In the records below, work out how many lines hold the word "adalah". Report the number alone.

==================================================

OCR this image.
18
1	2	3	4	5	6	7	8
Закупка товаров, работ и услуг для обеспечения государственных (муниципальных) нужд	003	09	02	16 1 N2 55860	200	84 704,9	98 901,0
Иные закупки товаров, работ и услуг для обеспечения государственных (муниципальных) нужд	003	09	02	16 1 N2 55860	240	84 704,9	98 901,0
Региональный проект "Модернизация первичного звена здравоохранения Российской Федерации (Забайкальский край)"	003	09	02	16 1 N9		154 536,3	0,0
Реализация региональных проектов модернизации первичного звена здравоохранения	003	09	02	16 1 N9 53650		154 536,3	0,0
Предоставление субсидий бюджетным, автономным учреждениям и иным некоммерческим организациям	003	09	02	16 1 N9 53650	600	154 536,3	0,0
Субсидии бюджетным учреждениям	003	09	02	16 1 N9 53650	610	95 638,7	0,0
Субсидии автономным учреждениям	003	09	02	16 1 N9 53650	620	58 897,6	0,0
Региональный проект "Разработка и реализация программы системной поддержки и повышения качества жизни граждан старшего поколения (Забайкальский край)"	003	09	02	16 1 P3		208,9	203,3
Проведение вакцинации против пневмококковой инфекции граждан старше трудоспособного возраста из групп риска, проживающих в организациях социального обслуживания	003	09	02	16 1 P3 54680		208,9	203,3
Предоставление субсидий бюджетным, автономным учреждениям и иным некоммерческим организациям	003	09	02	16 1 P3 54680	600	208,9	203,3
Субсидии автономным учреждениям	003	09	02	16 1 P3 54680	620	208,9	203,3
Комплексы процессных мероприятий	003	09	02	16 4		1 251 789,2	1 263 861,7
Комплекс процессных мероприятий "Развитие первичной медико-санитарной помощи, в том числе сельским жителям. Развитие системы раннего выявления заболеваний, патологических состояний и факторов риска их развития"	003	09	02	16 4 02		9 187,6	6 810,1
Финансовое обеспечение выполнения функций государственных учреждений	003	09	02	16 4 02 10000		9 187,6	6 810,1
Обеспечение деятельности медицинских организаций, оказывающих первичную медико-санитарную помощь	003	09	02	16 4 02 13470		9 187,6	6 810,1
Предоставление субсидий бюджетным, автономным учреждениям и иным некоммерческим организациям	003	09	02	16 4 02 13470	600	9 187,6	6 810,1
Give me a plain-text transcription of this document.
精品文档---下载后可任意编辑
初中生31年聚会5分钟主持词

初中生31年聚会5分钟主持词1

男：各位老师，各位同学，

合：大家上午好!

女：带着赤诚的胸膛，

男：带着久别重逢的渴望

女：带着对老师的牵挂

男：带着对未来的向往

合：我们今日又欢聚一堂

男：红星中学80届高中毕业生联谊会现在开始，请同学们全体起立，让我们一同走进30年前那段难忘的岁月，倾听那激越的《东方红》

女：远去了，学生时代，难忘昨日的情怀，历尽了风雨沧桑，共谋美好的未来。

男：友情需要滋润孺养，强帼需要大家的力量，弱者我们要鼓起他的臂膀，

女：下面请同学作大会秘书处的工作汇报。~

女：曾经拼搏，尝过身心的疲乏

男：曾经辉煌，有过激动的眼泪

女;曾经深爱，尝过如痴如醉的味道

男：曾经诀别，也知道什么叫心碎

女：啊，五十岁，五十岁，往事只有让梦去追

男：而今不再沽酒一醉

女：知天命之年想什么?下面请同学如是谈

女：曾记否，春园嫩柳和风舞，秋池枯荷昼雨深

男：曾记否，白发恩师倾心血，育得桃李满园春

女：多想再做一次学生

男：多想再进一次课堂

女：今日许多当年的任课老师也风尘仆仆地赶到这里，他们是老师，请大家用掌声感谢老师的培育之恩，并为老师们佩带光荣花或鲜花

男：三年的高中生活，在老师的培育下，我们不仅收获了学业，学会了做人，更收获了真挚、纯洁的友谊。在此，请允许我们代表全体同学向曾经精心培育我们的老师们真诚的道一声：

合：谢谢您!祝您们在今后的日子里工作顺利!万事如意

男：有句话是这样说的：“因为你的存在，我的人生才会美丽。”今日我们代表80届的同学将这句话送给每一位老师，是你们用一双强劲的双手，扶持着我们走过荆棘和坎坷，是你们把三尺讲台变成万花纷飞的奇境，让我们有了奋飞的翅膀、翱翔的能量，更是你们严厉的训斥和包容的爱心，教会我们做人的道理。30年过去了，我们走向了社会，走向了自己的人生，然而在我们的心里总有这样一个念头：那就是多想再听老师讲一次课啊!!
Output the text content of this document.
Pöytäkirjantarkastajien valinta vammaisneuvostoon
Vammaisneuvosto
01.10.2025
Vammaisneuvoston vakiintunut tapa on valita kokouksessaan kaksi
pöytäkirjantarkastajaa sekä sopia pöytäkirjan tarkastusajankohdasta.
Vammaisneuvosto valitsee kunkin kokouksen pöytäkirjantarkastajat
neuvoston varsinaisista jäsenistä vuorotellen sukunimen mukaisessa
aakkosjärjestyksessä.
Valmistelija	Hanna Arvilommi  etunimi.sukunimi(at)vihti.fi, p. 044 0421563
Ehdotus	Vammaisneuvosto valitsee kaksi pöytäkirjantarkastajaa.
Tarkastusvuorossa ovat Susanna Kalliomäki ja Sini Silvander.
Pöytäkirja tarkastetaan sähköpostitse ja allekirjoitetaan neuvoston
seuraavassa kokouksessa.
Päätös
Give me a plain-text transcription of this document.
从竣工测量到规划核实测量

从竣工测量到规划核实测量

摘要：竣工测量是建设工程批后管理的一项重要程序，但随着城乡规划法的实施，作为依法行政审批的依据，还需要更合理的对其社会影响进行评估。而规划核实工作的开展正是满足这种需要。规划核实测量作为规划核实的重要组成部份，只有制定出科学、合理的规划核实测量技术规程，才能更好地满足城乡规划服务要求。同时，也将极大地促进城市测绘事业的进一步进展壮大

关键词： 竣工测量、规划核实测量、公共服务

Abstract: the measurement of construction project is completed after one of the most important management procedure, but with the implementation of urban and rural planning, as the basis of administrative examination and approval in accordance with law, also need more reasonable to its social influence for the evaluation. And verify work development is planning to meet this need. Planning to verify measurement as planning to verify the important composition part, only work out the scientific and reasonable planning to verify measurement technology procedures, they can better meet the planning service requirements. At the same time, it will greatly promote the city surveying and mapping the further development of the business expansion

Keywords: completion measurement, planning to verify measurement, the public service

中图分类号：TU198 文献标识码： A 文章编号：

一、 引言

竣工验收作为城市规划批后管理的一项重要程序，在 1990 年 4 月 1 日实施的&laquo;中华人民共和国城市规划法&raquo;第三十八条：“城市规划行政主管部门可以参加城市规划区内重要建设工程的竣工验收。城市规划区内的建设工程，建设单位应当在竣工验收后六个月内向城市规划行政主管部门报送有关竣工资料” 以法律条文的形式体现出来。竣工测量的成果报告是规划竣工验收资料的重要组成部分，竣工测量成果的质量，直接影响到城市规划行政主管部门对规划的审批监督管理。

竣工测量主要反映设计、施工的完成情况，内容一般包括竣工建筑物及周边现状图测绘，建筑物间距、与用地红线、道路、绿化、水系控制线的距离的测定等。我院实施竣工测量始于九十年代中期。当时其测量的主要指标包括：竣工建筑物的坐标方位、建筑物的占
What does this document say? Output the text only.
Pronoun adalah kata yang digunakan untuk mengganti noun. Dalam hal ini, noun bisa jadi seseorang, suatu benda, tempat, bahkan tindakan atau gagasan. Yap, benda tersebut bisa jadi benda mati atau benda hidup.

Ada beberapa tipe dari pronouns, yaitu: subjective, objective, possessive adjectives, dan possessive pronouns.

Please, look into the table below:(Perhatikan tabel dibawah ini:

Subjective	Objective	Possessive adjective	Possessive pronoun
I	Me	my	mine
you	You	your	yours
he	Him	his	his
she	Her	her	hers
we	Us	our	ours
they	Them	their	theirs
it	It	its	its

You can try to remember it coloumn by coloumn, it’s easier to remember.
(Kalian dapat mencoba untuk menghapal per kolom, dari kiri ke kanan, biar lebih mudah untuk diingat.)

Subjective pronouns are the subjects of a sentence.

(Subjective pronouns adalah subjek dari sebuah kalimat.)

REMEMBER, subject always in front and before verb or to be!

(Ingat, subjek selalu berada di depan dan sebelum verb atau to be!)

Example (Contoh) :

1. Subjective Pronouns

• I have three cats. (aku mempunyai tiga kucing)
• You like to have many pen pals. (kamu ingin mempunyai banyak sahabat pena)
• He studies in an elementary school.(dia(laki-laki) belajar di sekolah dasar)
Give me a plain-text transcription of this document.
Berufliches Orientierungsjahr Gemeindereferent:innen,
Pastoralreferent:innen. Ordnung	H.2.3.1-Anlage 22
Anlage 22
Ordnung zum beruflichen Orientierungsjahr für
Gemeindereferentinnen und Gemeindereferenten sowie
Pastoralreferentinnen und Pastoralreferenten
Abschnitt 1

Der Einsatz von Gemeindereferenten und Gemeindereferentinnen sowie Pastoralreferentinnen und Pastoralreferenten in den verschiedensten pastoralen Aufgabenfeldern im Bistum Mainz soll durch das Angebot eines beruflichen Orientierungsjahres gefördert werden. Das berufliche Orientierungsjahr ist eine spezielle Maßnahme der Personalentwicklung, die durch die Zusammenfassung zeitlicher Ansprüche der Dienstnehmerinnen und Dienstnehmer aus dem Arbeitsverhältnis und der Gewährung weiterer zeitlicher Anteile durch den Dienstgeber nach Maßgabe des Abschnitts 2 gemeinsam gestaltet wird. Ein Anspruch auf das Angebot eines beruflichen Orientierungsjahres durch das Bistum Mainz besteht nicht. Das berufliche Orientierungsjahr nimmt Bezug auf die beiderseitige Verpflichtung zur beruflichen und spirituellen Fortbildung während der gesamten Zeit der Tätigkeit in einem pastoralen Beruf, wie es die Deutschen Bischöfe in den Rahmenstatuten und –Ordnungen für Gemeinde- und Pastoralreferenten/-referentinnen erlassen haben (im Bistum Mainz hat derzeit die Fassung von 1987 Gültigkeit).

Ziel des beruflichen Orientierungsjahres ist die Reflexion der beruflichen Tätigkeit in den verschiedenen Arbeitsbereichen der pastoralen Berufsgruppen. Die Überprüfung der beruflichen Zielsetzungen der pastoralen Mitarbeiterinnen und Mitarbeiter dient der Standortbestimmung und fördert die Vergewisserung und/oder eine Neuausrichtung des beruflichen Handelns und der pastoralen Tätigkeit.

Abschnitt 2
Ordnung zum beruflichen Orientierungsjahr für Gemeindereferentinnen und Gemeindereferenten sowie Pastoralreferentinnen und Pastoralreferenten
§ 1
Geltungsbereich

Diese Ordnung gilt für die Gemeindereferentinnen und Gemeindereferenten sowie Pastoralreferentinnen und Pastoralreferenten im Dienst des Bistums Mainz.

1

==================================================

Answer below >>
2